— begin Input for this task —

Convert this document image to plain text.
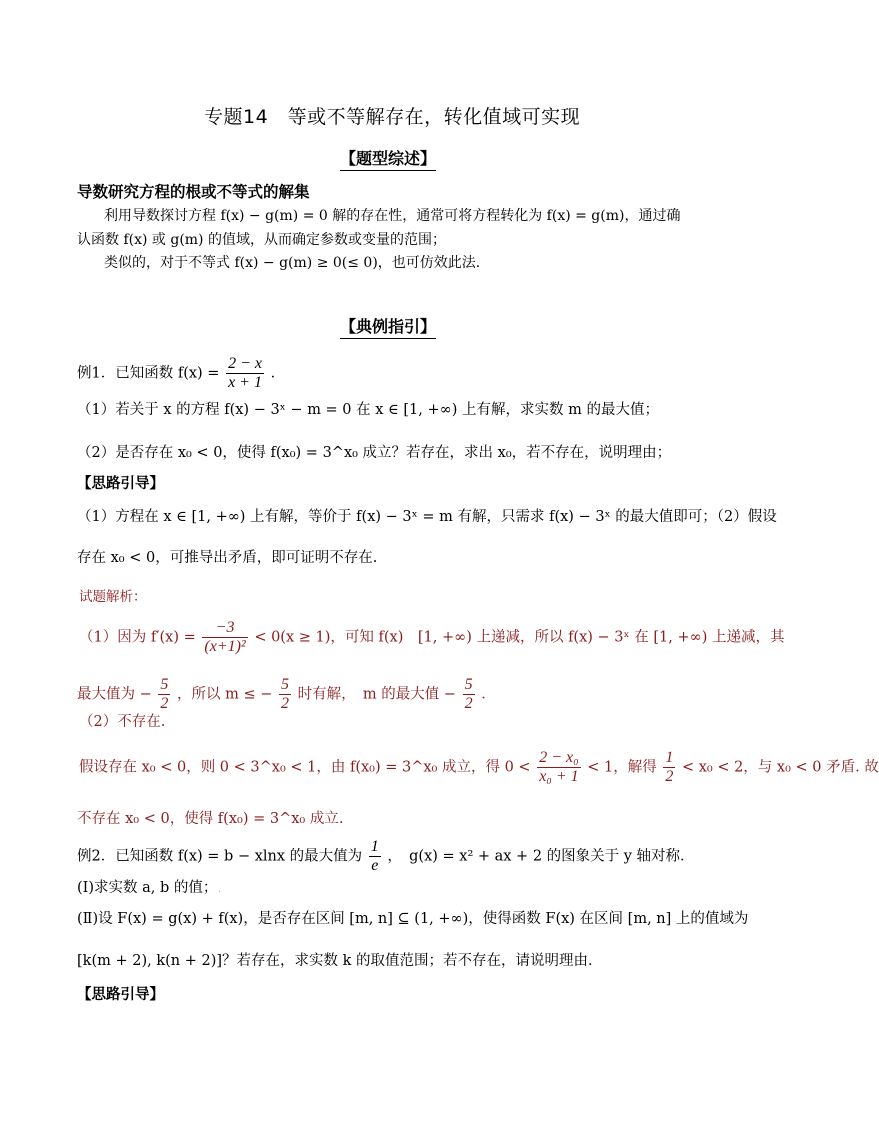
专题14　等或不等解存在，转化值域可实现
【题型综述】
导数研究方程的根或不等式的解集
利用导数探讨方程 f(x) − g(m) = 0 解的存在性，通常可将方程转化为 f(x) = g(m)，通过确
认函数 f(x) 或 g(m) 的值域，从而确定参数或变量的范围；
类似的，对于不等式 f(x) − g(m) ≥ 0(≤ 0)，也可仿效此法.
【典例指引】
例1．已知函数 $f(x) = \frac{2 - x}{x + 1}$ ．
（1）若关于 x 的方程 f(x) − 3ˣ − m = 0 在 x ∈ [1, +∞) 上有解，求实数 m 的最大值；
（2）是否存在 x₀ < 0，使得 f(x₀) = 3^x₀ 成立？若存在，求出 x₀，若不存在，说明理由；
【思路引导】
（1）方程在 x ∈ [1, +∞) 上有解，等价于 f(x) − 3ˣ = m 有解，只需求 f(x) − 3ˣ 的最大值即可；（2）假设
存在 x₀ < 0，可推导出矛盾，即可证明不存在.
试题解析：
（1）因为 $f'(x) = \frac{-3}{\text{(x+1)²}} < 0(x \ge 1)$，可知 f(x)　[1, +∞) 上递减，所以 f(x) − 3ˣ 在 [1, +∞) 上递减，其
最大值为 − $\frac{5}{2}$ ，所以 m ≤ − $\frac{5}{2}$ 时有解，　m 的最大值 − $\frac{5}{2}$ ．
（2）不存在.
假设存在 x₀ < 0，则 0 < 3^x₀ < 1，由 f(x₀) = 3^x₀ 成立，得 $0 < \frac{\text{2 − x₀}}{\text{x₀ + 1}} < 1$，解得 $\frac{1}{2} < x_0 < 2$，与 x₀ < 0 矛盾. 故
不存在 x₀ < 0，使得 f(x₀) = 3^x₀ 成立.
例2．已知函数 f(x) = b − xlnx 的最大值为 $\frac{1}{e}$ ，　g(x) = x² + ax + 2 的图象关于 y 轴对称．
(Ⅰ)求实数 a, b 的值； .
(Ⅱ)设 F(x) = g(x) + f(x)，是否存在区间 [m, n] ⊆ (1, +∞)，使得函数 F(x) 在区间 [m, n] 上的值域为
[k(m + 2), k(n + 2)]？若存在，求实数 k 的取值范围；若不存在，请说明理由．
【思路引导】
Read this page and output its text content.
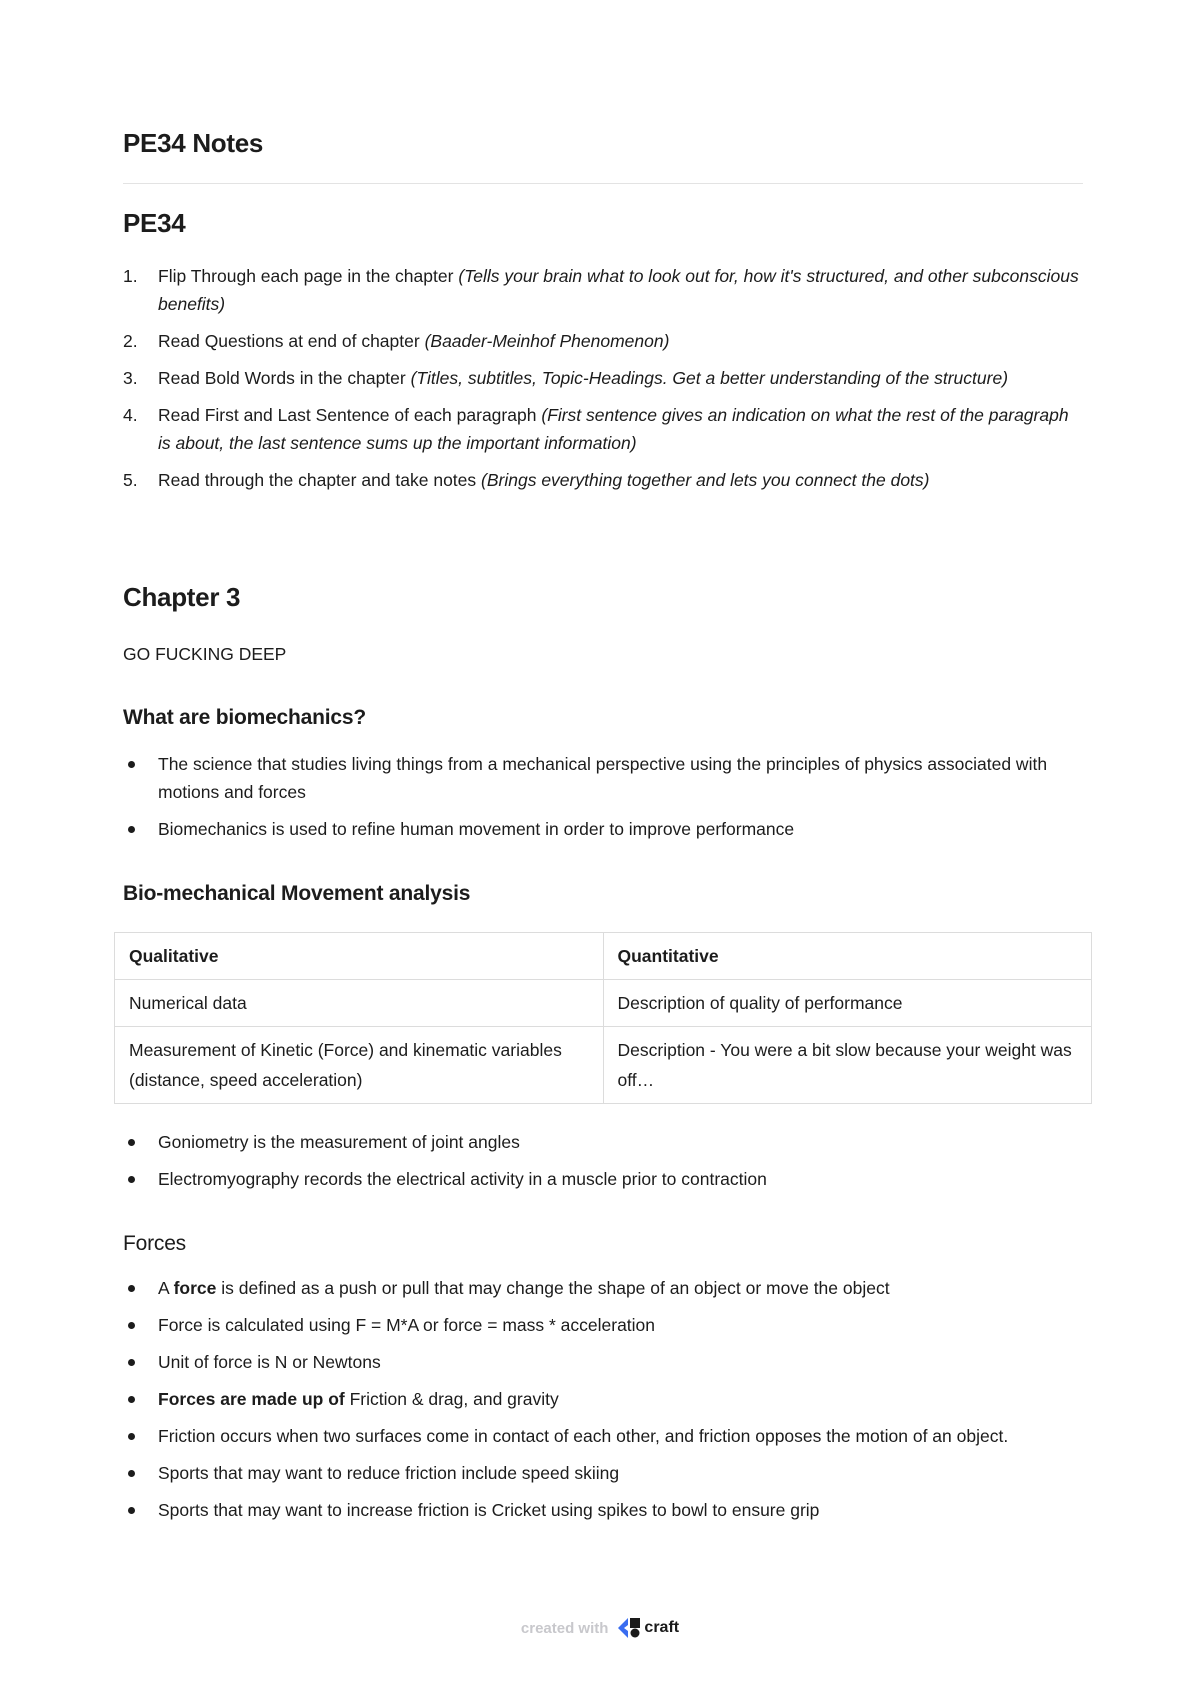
PE34 Notes
PE34
1. Flip Through each page in the chapter (Tells your brain what to look out for, how it's structured, and other subconscious benefits)
2. Read Questions at end of chapter (Baader-Meinhof Phenomenon)
3. Read Bold Words in the chapter (Titles, subtitles, Topic-Headings. Get a better understanding of the structure)
4. Read First and Last Sentence of each paragraph (First sentence gives an indication on what the rest of the paragraph is about, the last sentence sums up the important information)
5. Read through the chapter and take notes (Brings everything together and lets you connect the dots)
Chapter 3

GO FUCKING DEEP

What are biomechanics?
The science that studies living things from a mechanical perspective using the principles of physics associated with motions and forces
Biomechanics is used to refine human movement in order to improve performance
Bio-mechanical Movement analysis
Qualitative	Quantitative
Numerical data	Description of quality of performance
Measurement of Kinetic (Force) and kinematic variables (distance, speed acceleration)	Description - You were a bit slow because your weight was off…
Goniometry is the measurement of joint angles
Electromyography records the electrical activity in a muscle prior to contraction
Forces
A force is defined as a push or pull that may change the shape of an object or move the object
Force is calculated using F = M*A or force = mass * acceleration
Unit of force is N or Newtons
Forces are made up of Friction & drag, and gravity
Friction occurs when two surfaces come in contact of each other, and friction opposes the motion of an object.
Sports that may want to reduce friction include speed skiing
Sports that may want to increase friction is Cricket using spikes to bowl to ensure grip
created with craft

— end Input for this task —

Requirement ->
Reproduce all the records verbatim, excluding images.

Solution for this problem ->
Convert this document image to plain text.
专题14　等或不等解存在，转化值域可实现
【题型综述】
导数研究方程的根或不等式的解集
利用导数探讨方程 f(x) − g(m) = 0 解的存在性，通常可将方程转化为 f(x) = g(m)，通过确
认函数 f(x) 或 g(m) 的值域，从而确定参数或变量的范围；
类似的，对于不等式 f(x) − g(m) ≥ 0(≤ 0)，也可仿效此法.
【典例指引】
例1．已知函数 $f(x) = \frac{2 - x}{x + 1}$ ．
（1）若关于 x 的方程 f(x) − 3ˣ − m = 0 在 x ∈ [1, +∞) 上有解，求实数 m 的最大值；
（2）是否存在 x₀ < 0，使得 f(x₀) = 3^x₀ 成立？若存在，求出 x₀，若不存在，说明理由；
【思路引导】
（1）方程在 x ∈ [1, +∞) 上有解，等价于 f(x) − 3ˣ = m 有解，只需求 f(x) − 3ˣ 的最大值即可；（2）假设
存在 x₀ < 0，可推导出矛盾，即可证明不存在.
试题解析：
（1）因为 $f'(x) = \frac{-3}{\text{(x+1)²}} < 0(x \ge 1)$，可知 f(x)　[1, +∞) 上递减，所以 f(x) − 3ˣ 在 [1, +∞) 上递减，其
最大值为 − $\frac{5}{2}$ ，所以 m ≤ − $\frac{5}{2}$ 时有解，　m 的最大值 − $\frac{5}{2}$ ．
（2）不存在.
假设存在 x₀ < 0，则 0 < 3^x₀ < 1，由 f(x₀) = 3^x₀ 成立，得 $0 < \frac{\text{2 − x₀}}{\text{x₀ + 1}} < 1$，解得 $\frac{1}{2} < x_0 < 2$，与 x₀ < 0 矛盾. 故
不存在 x₀ < 0，使得 f(x₀) = 3^x₀ 成立.
例2．已知函数 f(x) = b − xlnx 的最大值为 $\frac{1}{e}$ ，　g(x) = x² + ax + 2 的图象关于 y 轴对称．
(Ⅰ)求实数 a, b 的值； .
(Ⅱ)设 F(x) = g(x) + f(x)，是否存在区间 [m, n] ⊆ (1, +∞)，使得函数 F(x) 在区间 [m, n] 上的值域为
[k(m + 2), k(n + 2)]？若存在，求实数 k 的取值范围；若不存在，请说明理由．
【思路引导】
Read this page and output its text content.
PE34 Notes
PE34
1. Flip Through each page in the chapter (Tells your brain what to look out for, how it's structured, and other subconscious benefits)
2. Read Questions at end of chapter (Baader-Meinhof Phenomenon)
3. Read Bold Words in the chapter (Titles, subtitles, Topic-Headings. Get a better understanding of the structure)
4. Read First and Last Sentence of each paragraph (First sentence gives an indication on what the rest of the paragraph is about, the last sentence sums up the important information)
5. Read through the chapter and take notes (Brings everything together and lets you connect the dots)
Chapter 3

GO FUCKING DEEP

What are biomechanics?
The science that studies living things from a mechanical perspective using the principles of physics associated with motions and forces
Biomechanics is used to refine human movement in order to improve performance
Bio-mechanical Movement analysis
Qualitative	Quantitative
Numerical data	Description of quality of performance
Measurement of Kinetic (Force) and kinematic variables (distance, speed acceleration)	Description - You were a bit slow because your weight was off…
Goniometry is the measurement of joint angles
Electromyography records the electrical activity in a muscle prior to contraction
Forces
A force is defined as a push or pull that may change the shape of an object or move the object
Force is calculated using F = M*A or force = mass * acceleration
Unit of force is N or Newtons
Forces are made up of Friction & drag, and gravity
Friction occurs when two surfaces come in contact of each other, and friction opposes the motion of an object.
Sports that may want to reduce friction include speed skiing
Sports that may want to increase friction is Cricket using spikes to bowl to ensure grip
created with craft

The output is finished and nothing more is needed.